» EXERCISE GOAL:
Do not carry the pictures over; copy every other part of the entries exactly.

» RECORDS FOR THIS TASK:
◆ ◆ ◆

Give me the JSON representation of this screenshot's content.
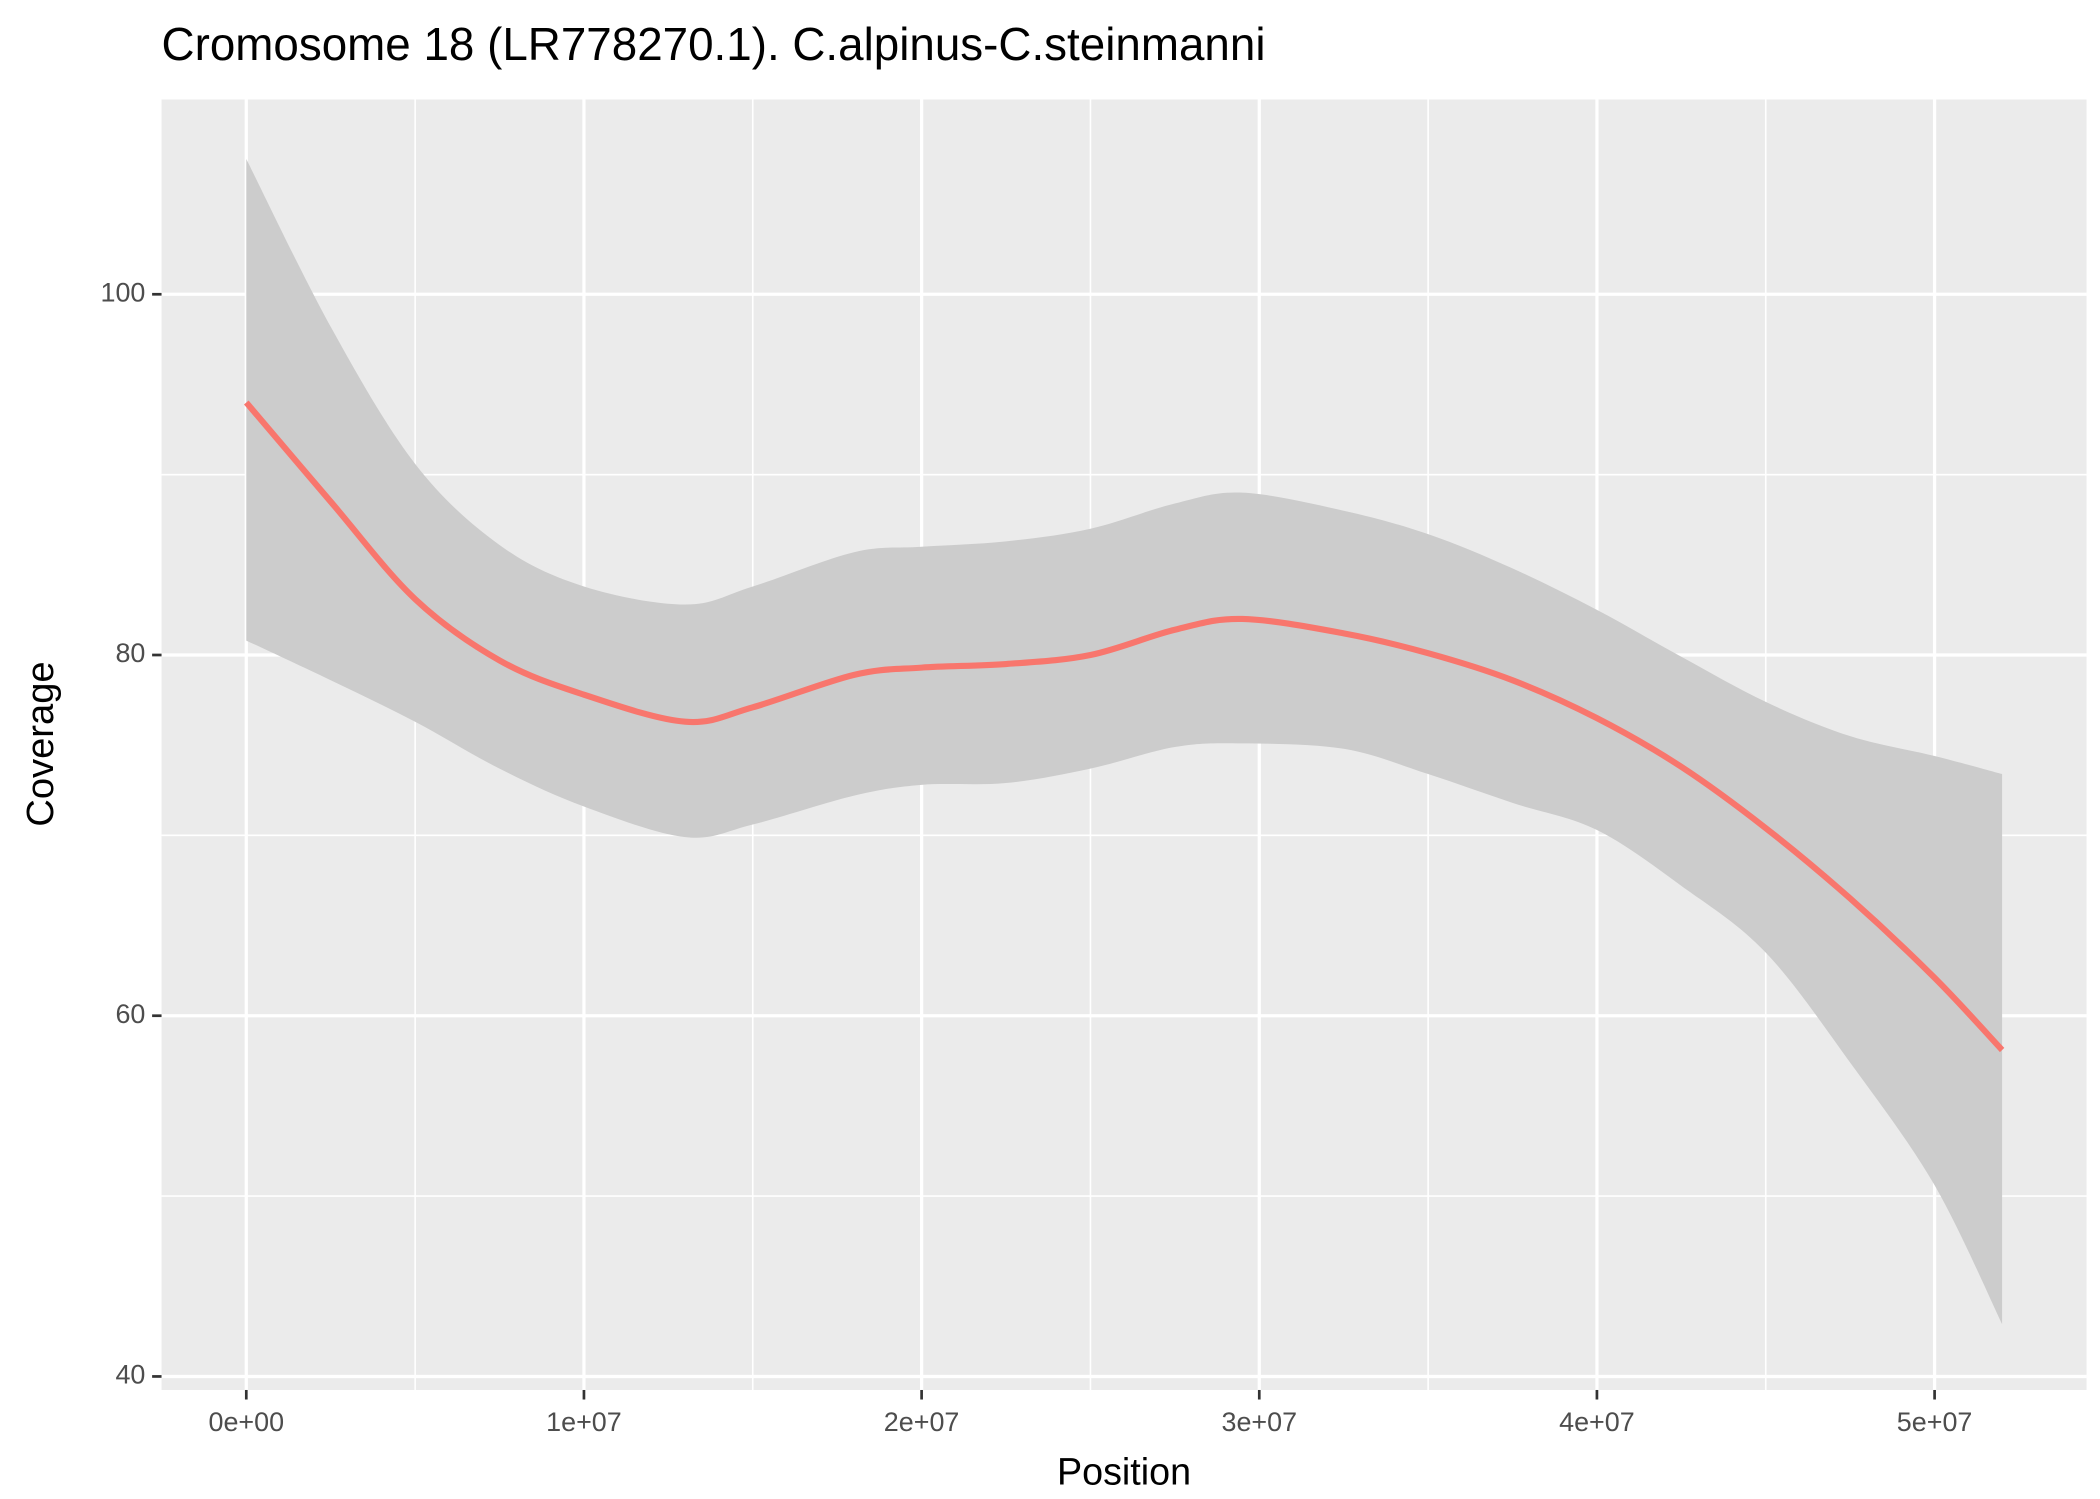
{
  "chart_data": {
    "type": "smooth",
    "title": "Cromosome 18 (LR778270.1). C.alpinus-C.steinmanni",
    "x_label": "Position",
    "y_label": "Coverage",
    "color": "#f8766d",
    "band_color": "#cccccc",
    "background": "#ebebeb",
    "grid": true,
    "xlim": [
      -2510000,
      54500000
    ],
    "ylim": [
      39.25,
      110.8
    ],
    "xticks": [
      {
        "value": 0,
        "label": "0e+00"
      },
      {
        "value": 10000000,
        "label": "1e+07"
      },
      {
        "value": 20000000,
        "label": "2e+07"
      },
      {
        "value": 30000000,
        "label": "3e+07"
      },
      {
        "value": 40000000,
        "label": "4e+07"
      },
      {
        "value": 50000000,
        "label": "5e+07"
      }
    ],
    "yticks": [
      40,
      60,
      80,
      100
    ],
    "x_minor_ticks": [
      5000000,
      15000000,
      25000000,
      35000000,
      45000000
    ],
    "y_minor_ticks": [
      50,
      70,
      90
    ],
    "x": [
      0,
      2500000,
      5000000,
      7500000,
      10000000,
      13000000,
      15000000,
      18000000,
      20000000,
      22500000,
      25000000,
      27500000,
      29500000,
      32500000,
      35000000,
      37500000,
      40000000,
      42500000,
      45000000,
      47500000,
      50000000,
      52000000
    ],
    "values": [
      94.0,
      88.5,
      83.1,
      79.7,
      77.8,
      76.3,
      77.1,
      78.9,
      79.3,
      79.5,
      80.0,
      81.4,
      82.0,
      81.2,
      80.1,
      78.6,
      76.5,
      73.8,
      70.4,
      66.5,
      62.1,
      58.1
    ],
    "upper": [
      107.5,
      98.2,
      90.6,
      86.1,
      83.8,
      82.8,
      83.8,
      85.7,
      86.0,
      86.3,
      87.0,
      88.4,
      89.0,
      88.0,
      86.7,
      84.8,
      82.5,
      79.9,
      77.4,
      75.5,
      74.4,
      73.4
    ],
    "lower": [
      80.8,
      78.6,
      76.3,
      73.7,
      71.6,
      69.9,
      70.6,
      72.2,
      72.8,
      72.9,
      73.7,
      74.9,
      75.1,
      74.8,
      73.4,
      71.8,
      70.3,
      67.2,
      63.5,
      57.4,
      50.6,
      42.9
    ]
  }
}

◆ ◆ ◆

» PROBLEM SOLUTION:
Give me the JSON representation of this screenshot's content.
{
  "chart_data": {
    "type": "smooth",
    "title": "Cromosome 18 (LR778270.1). C.alpinus-C.steinmanni",
    "x_label": "Position",
    "y_label": "Coverage",
    "color": "#f8766d",
    "band_color": "#cccccc",
    "background": "#ebebeb",
    "grid": true,
    "xlim": [
      -2510000,
      54500000
    ],
    "ylim": [
      39.25,
      110.8
    ],
    "xticks": [
      {
        "value": 0,
        "label": "0e+00"
      },
      {
        "value": 10000000,
        "label": "1e+07"
      },
      {
        "value": 20000000,
        "label": "2e+07"
      },
      {
        "value": 30000000,
        "label": "3e+07"
      },
      {
        "value": 40000000,
        "label": "4e+07"
      },
      {
        "value": 50000000,
        "label": "5e+07"
      }
    ],
    "yticks": [
      40,
      60,
      80,
      100
    ],
    "x_minor_ticks": [
      5000000,
      15000000,
      25000000,
      35000000,
      45000000
    ],
    "y_minor_ticks": [
      50,
      70,
      90
    ],
    "x": [
      0,
      2500000,
      5000000,
      7500000,
      10000000,
      13000000,
      15000000,
      18000000,
      20000000,
      22500000,
      25000000,
      27500000,
      29500000,
      32500000,
      35000000,
      37500000,
      40000000,
      42500000,
      45000000,
      47500000,
      50000000,
      52000000
    ],
    "values": [
      94.0,
      88.5,
      83.1,
      79.7,
      77.8,
      76.3,
      77.1,
      78.9,
      79.3,
      79.5,
      80.0,
      81.4,
      82.0,
      81.2,
      80.1,
      78.6,
      76.5,
      73.8,
      70.4,
      66.5,
      62.1,
      58.1
    ],
    "upper": [
      107.5,
      98.2,
      90.6,
      86.1,
      83.8,
      82.8,
      83.8,
      85.7,
      86.0,
      86.3,
      87.0,
      88.4,
      89.0,
      88.0,
      86.7,
      84.8,
      82.5,
      79.9,
      77.4,
      75.5,
      74.4,
      73.4
    ],
    "lower": [
      80.8,
      78.6,
      76.3,
      73.7,
      71.6,
      69.9,
      70.6,
      72.2,
      72.8,
      72.9,
      73.7,
      74.9,
      75.1,
      74.8,
      73.4,
      71.8,
      70.3,
      67.2,
      63.5,
      57.4,
      50.6,
      42.9
    ]
  }
}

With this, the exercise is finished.